§ **Your objective**: Tally the lines of the listing that contain the word "afternoon", then give the total and nothing else.

§ **Records supplied**:
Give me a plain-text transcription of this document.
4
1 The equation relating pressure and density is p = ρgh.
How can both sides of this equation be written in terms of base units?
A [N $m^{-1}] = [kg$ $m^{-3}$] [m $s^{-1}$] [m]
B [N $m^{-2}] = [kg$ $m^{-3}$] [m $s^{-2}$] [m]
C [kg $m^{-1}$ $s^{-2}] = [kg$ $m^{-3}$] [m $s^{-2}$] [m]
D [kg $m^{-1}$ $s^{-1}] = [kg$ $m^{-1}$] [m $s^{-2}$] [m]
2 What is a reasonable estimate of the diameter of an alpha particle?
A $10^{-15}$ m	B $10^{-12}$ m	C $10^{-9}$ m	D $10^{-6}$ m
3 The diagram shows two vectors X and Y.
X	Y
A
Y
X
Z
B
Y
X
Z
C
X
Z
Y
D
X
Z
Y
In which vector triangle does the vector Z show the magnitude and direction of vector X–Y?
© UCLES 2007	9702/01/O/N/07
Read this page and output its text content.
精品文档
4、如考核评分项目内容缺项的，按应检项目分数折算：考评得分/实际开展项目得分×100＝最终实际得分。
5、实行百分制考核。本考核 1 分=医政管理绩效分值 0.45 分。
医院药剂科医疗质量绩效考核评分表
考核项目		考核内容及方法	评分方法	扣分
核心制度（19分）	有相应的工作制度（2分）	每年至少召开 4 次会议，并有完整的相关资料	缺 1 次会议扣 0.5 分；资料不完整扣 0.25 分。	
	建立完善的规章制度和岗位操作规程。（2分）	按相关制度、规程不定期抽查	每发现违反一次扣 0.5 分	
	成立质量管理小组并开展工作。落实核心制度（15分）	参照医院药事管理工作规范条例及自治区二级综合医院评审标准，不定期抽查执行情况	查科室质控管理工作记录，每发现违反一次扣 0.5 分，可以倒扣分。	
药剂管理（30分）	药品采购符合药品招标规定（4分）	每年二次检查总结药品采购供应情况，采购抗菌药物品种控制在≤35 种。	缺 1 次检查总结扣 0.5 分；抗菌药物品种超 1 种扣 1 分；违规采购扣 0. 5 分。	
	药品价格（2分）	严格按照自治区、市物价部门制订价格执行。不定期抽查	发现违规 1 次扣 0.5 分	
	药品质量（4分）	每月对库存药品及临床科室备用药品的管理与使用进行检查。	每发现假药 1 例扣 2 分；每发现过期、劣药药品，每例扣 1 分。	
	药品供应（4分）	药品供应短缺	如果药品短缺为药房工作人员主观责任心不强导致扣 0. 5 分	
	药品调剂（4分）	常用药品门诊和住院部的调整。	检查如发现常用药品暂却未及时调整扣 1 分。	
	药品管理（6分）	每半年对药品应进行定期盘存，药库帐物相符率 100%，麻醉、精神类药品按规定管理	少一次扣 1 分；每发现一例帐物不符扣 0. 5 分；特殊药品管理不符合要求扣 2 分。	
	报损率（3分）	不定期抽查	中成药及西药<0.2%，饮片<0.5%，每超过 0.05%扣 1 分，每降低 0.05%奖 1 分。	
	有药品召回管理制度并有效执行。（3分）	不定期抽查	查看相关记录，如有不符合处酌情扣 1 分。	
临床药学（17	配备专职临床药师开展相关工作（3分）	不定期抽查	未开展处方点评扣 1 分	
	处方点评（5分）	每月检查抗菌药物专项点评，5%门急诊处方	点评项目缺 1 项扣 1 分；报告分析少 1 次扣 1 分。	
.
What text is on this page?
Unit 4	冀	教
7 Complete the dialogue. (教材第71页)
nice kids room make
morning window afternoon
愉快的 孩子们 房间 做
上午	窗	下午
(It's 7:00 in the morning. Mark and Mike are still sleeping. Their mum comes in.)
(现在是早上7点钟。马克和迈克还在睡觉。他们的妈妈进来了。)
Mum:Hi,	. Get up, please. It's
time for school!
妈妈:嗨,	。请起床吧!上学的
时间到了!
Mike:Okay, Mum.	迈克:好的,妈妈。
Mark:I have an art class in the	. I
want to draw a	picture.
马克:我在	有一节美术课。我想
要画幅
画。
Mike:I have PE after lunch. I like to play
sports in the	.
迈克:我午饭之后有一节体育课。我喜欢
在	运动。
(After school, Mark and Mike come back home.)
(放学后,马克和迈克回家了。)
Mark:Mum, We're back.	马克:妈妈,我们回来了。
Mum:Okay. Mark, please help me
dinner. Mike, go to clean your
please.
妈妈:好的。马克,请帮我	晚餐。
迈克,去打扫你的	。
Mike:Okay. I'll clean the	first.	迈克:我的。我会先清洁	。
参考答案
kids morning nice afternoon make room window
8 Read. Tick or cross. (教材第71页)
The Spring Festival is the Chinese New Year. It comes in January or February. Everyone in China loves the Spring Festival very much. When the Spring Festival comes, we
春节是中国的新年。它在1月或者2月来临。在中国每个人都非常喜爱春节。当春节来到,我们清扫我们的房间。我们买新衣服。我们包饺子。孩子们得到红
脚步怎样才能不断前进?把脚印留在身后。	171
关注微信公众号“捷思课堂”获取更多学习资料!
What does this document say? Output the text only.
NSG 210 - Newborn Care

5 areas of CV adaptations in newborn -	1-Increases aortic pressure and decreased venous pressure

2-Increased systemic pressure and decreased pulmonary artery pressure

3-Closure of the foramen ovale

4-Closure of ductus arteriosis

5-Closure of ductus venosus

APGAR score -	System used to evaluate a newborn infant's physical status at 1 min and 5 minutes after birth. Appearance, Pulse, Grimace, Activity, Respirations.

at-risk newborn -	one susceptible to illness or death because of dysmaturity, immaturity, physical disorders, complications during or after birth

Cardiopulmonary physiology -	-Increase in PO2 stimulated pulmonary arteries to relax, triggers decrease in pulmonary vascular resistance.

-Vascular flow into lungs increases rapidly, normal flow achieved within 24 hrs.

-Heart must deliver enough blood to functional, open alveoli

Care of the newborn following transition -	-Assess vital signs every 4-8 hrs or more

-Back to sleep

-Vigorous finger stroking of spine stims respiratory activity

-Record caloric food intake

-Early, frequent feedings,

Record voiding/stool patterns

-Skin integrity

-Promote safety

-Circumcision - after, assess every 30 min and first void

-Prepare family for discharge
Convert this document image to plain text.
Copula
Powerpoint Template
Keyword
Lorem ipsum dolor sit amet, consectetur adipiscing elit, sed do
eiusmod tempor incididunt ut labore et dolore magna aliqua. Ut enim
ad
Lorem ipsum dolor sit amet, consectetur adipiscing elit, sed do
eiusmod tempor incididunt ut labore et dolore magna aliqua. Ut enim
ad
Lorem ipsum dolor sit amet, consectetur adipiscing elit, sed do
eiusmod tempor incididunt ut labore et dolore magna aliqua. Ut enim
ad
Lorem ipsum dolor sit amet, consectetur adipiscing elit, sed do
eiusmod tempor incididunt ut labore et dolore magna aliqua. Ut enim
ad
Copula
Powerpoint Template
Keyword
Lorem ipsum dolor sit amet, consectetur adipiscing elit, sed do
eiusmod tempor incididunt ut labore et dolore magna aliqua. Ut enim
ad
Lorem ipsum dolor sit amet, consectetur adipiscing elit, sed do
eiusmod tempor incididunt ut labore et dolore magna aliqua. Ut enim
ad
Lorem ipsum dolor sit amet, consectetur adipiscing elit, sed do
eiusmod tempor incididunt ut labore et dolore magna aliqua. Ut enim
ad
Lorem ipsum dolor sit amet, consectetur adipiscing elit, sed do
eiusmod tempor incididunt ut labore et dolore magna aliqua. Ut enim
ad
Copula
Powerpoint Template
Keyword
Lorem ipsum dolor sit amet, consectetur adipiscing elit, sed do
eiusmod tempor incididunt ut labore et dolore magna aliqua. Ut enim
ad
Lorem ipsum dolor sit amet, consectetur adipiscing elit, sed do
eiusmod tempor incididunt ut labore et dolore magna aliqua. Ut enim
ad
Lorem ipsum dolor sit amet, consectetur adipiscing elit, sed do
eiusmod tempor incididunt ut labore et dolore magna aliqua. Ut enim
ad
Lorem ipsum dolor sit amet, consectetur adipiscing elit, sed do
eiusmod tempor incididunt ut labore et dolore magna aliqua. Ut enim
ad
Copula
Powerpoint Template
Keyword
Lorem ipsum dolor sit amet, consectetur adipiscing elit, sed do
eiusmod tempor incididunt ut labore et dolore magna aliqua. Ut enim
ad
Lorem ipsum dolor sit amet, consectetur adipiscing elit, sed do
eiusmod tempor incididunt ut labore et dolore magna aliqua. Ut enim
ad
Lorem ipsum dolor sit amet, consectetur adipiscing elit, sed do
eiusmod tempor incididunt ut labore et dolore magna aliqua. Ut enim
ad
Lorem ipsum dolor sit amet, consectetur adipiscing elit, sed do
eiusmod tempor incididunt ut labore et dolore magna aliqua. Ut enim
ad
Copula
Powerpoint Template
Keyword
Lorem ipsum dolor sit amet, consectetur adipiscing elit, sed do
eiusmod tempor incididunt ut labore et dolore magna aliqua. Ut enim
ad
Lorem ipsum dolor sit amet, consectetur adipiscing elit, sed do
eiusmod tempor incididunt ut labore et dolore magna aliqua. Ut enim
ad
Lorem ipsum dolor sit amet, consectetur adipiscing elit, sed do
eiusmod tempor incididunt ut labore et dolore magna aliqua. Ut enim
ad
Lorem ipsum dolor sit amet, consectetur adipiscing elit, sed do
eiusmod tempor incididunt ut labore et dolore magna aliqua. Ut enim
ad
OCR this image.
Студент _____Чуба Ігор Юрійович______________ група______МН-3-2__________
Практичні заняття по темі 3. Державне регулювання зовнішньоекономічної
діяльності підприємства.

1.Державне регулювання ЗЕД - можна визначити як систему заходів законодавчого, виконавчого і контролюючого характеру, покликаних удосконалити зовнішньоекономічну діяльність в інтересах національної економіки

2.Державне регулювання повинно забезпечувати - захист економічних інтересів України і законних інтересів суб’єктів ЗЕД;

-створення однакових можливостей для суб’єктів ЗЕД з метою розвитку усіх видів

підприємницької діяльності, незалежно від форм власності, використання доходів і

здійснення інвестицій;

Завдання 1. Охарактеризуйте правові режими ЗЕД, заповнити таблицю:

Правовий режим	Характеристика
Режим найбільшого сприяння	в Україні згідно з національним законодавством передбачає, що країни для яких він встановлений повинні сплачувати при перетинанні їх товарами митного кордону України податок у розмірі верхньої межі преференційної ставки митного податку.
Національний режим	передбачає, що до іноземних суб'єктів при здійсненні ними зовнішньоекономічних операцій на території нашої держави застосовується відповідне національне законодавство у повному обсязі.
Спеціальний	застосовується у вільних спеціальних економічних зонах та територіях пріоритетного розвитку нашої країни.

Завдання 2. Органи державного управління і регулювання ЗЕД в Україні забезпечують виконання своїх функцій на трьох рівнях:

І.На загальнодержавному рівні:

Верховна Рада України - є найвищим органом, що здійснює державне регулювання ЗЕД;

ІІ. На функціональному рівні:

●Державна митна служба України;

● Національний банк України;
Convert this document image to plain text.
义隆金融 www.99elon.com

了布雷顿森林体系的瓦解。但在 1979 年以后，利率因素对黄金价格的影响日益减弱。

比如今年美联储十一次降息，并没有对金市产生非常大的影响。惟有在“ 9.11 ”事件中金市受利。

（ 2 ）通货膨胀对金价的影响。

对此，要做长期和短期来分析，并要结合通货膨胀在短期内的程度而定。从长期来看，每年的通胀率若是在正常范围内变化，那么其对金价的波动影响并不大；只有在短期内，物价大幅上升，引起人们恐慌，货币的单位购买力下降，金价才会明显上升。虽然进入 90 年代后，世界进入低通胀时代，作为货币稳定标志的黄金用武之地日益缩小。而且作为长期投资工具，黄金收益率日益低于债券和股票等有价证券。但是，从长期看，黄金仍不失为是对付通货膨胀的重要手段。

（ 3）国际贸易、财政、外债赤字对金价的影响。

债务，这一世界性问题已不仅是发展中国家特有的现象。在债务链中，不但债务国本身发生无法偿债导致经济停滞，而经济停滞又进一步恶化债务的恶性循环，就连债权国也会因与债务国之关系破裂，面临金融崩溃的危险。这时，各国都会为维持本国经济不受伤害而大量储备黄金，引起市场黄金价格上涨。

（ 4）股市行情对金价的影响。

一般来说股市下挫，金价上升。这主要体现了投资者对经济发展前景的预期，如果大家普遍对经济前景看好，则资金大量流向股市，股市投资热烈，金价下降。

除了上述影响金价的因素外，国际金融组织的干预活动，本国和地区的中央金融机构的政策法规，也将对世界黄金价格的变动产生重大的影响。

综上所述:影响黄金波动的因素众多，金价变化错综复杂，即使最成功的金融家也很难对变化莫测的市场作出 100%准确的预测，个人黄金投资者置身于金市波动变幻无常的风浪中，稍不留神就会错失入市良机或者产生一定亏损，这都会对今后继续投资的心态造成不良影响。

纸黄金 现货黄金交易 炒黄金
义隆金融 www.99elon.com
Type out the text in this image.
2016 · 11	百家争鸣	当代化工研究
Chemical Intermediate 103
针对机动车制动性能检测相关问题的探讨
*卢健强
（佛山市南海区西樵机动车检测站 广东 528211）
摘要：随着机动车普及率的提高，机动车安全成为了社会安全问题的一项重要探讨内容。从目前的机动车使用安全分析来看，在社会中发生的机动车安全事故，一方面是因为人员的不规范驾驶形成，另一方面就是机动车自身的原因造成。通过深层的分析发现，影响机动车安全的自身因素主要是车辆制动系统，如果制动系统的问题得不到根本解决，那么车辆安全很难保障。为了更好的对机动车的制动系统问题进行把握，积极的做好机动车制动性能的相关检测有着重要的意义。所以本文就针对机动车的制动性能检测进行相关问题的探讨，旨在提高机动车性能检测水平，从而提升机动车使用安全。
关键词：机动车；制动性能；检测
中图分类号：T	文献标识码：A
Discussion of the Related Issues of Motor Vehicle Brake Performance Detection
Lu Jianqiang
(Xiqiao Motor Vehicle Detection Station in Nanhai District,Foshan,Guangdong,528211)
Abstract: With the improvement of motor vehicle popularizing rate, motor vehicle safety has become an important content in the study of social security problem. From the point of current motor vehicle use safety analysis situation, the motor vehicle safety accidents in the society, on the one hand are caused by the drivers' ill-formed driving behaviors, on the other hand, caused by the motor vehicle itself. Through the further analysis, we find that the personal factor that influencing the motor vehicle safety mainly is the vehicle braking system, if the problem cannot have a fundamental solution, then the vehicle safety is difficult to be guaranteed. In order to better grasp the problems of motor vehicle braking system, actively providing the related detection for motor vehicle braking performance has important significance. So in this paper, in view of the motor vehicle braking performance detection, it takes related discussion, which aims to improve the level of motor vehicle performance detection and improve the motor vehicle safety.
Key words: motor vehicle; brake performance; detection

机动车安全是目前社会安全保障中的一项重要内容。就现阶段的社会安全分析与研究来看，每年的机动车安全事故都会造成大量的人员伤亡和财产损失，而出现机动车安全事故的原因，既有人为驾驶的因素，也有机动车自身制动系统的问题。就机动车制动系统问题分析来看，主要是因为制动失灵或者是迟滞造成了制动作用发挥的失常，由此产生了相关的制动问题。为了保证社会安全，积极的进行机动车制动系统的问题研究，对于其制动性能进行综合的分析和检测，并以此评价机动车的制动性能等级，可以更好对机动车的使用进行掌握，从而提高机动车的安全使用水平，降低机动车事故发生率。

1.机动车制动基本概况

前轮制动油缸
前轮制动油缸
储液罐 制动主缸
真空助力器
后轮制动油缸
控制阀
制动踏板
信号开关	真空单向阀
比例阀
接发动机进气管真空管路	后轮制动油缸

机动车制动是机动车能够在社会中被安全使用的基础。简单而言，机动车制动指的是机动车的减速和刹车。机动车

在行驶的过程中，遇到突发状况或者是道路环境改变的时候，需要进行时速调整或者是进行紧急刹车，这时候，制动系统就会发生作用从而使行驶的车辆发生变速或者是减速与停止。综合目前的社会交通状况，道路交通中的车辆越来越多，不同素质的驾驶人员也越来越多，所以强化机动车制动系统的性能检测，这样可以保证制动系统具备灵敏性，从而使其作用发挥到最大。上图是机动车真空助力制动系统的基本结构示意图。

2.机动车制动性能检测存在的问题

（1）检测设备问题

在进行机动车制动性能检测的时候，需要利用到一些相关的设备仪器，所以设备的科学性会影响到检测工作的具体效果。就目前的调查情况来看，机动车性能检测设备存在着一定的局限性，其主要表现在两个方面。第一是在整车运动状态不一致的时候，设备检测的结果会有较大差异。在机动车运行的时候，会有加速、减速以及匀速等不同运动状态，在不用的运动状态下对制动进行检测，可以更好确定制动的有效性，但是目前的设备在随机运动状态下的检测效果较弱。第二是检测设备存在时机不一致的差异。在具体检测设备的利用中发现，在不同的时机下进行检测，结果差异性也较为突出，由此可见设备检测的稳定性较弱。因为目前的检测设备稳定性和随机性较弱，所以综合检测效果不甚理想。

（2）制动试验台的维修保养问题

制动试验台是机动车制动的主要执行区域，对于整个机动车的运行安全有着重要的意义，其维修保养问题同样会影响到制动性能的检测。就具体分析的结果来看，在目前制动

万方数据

§ **The output**: 2